# Given problem:
Check every line below for the word "specific" and copy the ones that have it.

[Dataset entries on figures]
»»

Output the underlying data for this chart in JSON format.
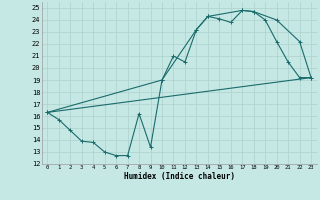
{
  "xlabel": "Humidex (Indice chaleur)",
  "xlim": [
    -0.5,
    23.5
  ],
  "ylim": [
    12,
    25.5
  ],
  "yticks": [
    12,
    13,
    14,
    15,
    16,
    17,
    18,
    19,
    20,
    21,
    22,
    23,
    24,
    25
  ],
  "xticks": [
    0,
    1,
    2,
    3,
    4,
    5,
    6,
    7,
    8,
    9,
    10,
    11,
    12,
    13,
    14,
    15,
    16,
    17,
    18,
    19,
    20,
    21,
    22,
    23
  ],
  "bg_color": "#c5e8e5",
  "grid_color": "#b0d4d0",
  "line_color": "#1a6b6b",
  "line1_x": [
    0,
    1,
    2,
    3,
    4,
    5,
    6,
    7,
    8,
    9,
    10,
    11,
    12,
    13,
    14,
    15,
    16,
    17,
    18,
    19,
    20,
    21,
    22,
    23
  ],
  "line1_y": [
    16.3,
    15.7,
    14.8,
    13.9,
    13.8,
    13.0,
    12.7,
    12.7,
    16.2,
    13.4,
    19.0,
    21.0,
    20.5,
    23.2,
    24.3,
    24.1,
    23.8,
    24.8,
    24.7,
    24.0,
    22.2,
    20.5,
    19.2,
    19.2
  ],
  "line2_x": [
    0,
    23
  ],
  "line2_y": [
    16.3,
    19.2
  ],
  "line3_x": [
    0,
    10,
    13,
    14,
    17,
    18,
    20,
    22,
    23
  ],
  "line3_y": [
    16.3,
    19.0,
    23.2,
    24.3,
    24.8,
    24.7,
    24.0,
    22.2,
    19.2
  ]
}
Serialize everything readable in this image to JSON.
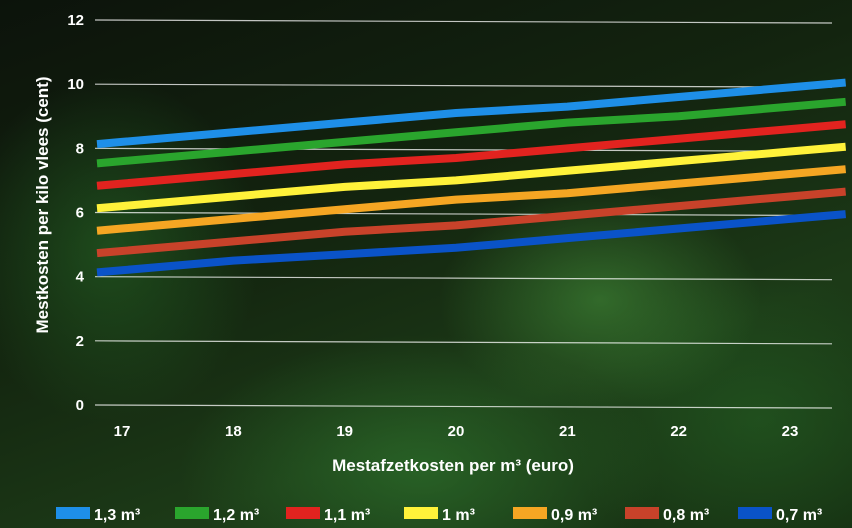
{
  "chart_data": {
    "type": "line",
    "xlabel": "Mestafzetkosten per m³ (euro)",
    "ylabel": "Mestkosten per kilo vlees (cent)",
    "x": [
      17,
      18,
      19,
      20,
      21,
      22,
      23
    ],
    "xlim": [
      17,
      23.5
    ],
    "ylim": [
      0,
      12
    ],
    "yticks": [
      0,
      2,
      4,
      6,
      8,
      10,
      12
    ],
    "grid": true,
    "legend_position": "bottom",
    "series": [
      {
        "name": "1,3 m³",
        "color": "#1e8fe8",
        "values": [
          8.2,
          8.5,
          8.8,
          9.1,
          9.3,
          9.6,
          9.9
        ]
      },
      {
        "name": "1,2 m³",
        "color": "#2aa52d",
        "values": [
          7.6,
          7.9,
          8.2,
          8.5,
          8.8,
          9.0,
          9.3
        ]
      },
      {
        "name": "1,1 m³",
        "color": "#e2231f",
        "values": [
          6.9,
          7.2,
          7.5,
          7.7,
          8.0,
          8.3,
          8.6
        ]
      },
      {
        "name": "1 m³",
        "color": "#fff23a",
        "values": [
          6.2,
          6.5,
          6.8,
          7.0,
          7.3,
          7.6,
          7.9
        ]
      },
      {
        "name": "0,9 m³",
        "color": "#f5a623",
        "values": [
          5.5,
          5.8,
          6.1,
          6.4,
          6.6,
          6.9,
          7.2
        ]
      },
      {
        "name": "0,8 m³",
        "color": "#c8422a",
        "values": [
          4.8,
          5.1,
          5.4,
          5.6,
          5.9,
          6.2,
          6.5
        ]
      },
      {
        "name": "0,7 m³",
        "color": "#0a53c8",
        "values": [
          4.2,
          4.5,
          4.7,
          4.9,
          5.2,
          5.5,
          5.8
        ]
      }
    ]
  }
}
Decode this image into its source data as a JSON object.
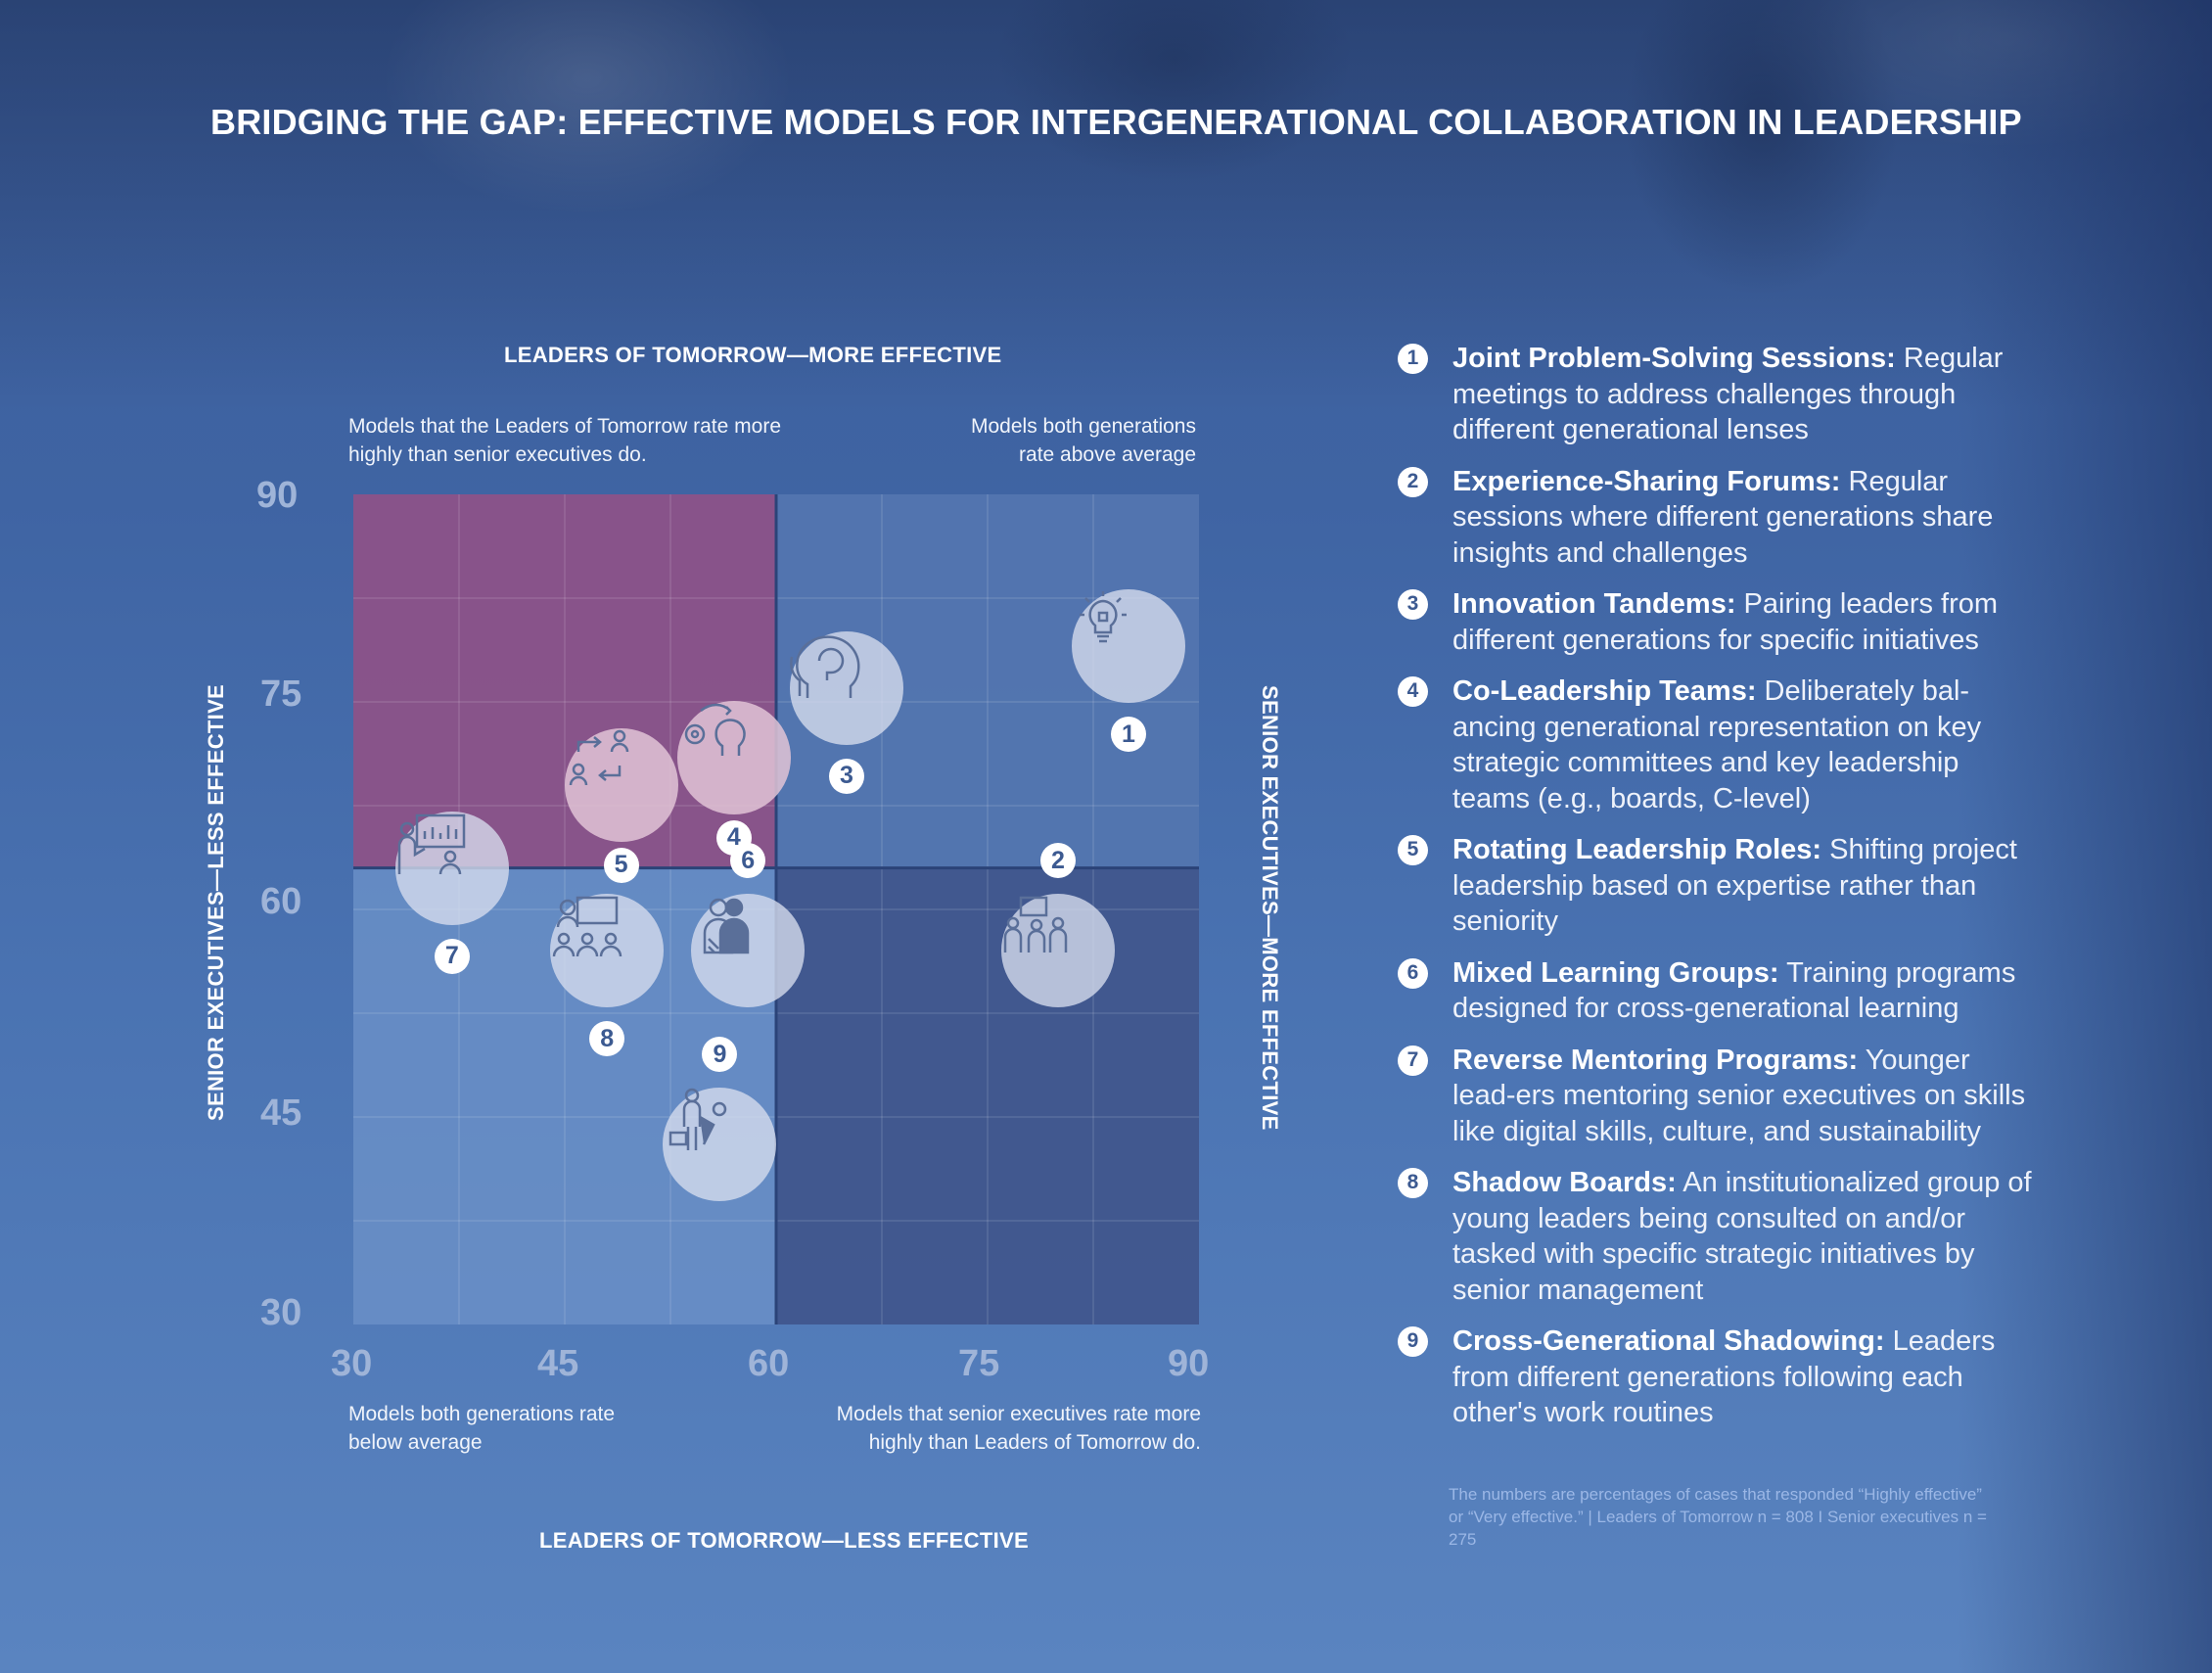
{
  "title": "BRIDGING THE GAP: EFFECTIVE MODELS FOR INTERGENERATIONAL COLLABORATION IN LEADERSHIP",
  "colors": {
    "pink_quadrant": "#8e4a80",
    "dark_quadrant": "#3d5289",
    "light_quadrant": "#6a8fc7",
    "right_top_quadrant": "#5072ad",
    "badge_text": "#3c5a91"
  },
  "corner_notes": {
    "top_left": "Models that the Leaders of Tomorrow rate more highly than senior executives do.",
    "top_right": "Models both generations rate above average",
    "bottom_left": "Models both generations rate below average",
    "bottom_right": "Models that senior executives rate more highly than Leaders of Tomorrow do."
  },
  "chart_data": {
    "type": "scatter",
    "title": "BRIDGING THE GAP: EFFECTIVE MODELS FOR INTERGENERATIONAL COLLABORATION IN LEADERSHIP",
    "axis_labels": {
      "top": "LEADERS OF TOMORROW—MORE EFFECTIVE",
      "bottom": "LEADERS OF TOMORROW—LESS EFFECTIVE",
      "left": "SENIOR EXECUTIVES—LESS EFFECTIVE",
      "right": "SENIOR EXECUTIVES—MORE EFFECTIVE"
    },
    "xlim": [
      30,
      90
    ],
    "ylim": [
      30,
      90
    ],
    "x_ticks": [
      "30",
      "45",
      "60",
      "75",
      "90"
    ],
    "y_ticks": [
      "90",
      "75",
      "60",
      "45",
      "30"
    ],
    "grid": true,
    "divider": {
      "x": 60,
      "y": 63
    },
    "points": [
      {
        "id": "1",
        "x": 85,
        "y": 79,
        "icon": "lightbulb-puzzle-icon"
      },
      {
        "id": "2",
        "x": 80,
        "y": 57,
        "icon": "meeting-presentation-icon"
      },
      {
        "id": "3",
        "x": 65,
        "y": 76,
        "icon": "head-idea-icon"
      },
      {
        "id": "4",
        "x": 57,
        "y": 71,
        "icon": "gear-exchange-heads-icon"
      },
      {
        "id": "5",
        "x": 49,
        "y": 69,
        "icon": "rotating-people-icon"
      },
      {
        "id": "6",
        "x": 58,
        "y": 57,
        "icon": "group-learning-icon"
      },
      {
        "id": "7",
        "x": 37,
        "y": 63,
        "icon": "mentoring-presentation-icon"
      },
      {
        "id": "8",
        "x": 48,
        "y": 57,
        "icon": "board-meeting-icon"
      },
      {
        "id": "9",
        "x": 56,
        "y": 43,
        "icon": "shadowing-person-icon"
      }
    ]
  },
  "legend": [
    {
      "num": "1",
      "name": "Joint Problem-Solving Sessions:",
      "desc": "Regular meetings to address challenges through different generational lenses"
    },
    {
      "num": "2",
      "name": "Experience-Sharing Forums:",
      "desc": "Regular sessions where different generations share insights and challenges"
    },
    {
      "num": "3",
      "name": "Innovation Tandems:",
      "desc": "Pairing leaders from different generations for specific initiatives"
    },
    {
      "num": "4",
      "name": "Co-Leadership Teams:",
      "desc": "Deliberately bal-ancing generational representation on key strategic committees and key leadership teams (e.g., boards, C-level)"
    },
    {
      "num": "5",
      "name": "Rotating Leadership Roles:",
      "desc": "Shifting project leadership based on expertise rather than seniority"
    },
    {
      "num": "6",
      "name": "Mixed Learning Groups:",
      "desc": "Training programs designed for cross-generational learning"
    },
    {
      "num": "7",
      "name": "Reverse Mentoring Programs:",
      "desc": "Younger lead-ers mentoring senior executives on skills like digital skills, culture, and sustainability"
    },
    {
      "num": "8",
      "name": "Shadow Boards:",
      "desc": "An institutionalized group of young leaders being consulted on and/or tasked with specific strategic initiatives by senior management"
    },
    {
      "num": "9",
      "name": "Cross-Generational Shadowing:",
      "desc": "Leaders from different generations following each other's work routines"
    }
  ],
  "footnote": "The numbers are percentages of cases that responded “Highly effective” or “Very effective.” | Leaders of Tomorrow n = 808 I Senior executives n = 275"
}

««

# Complete output:
      "desc": "Pairing leaders from different generations for specific initiatives"
      "desc": "An institutionalized group of young leaders being consulted on and/or tasked with specific strategic initiatives by senior management"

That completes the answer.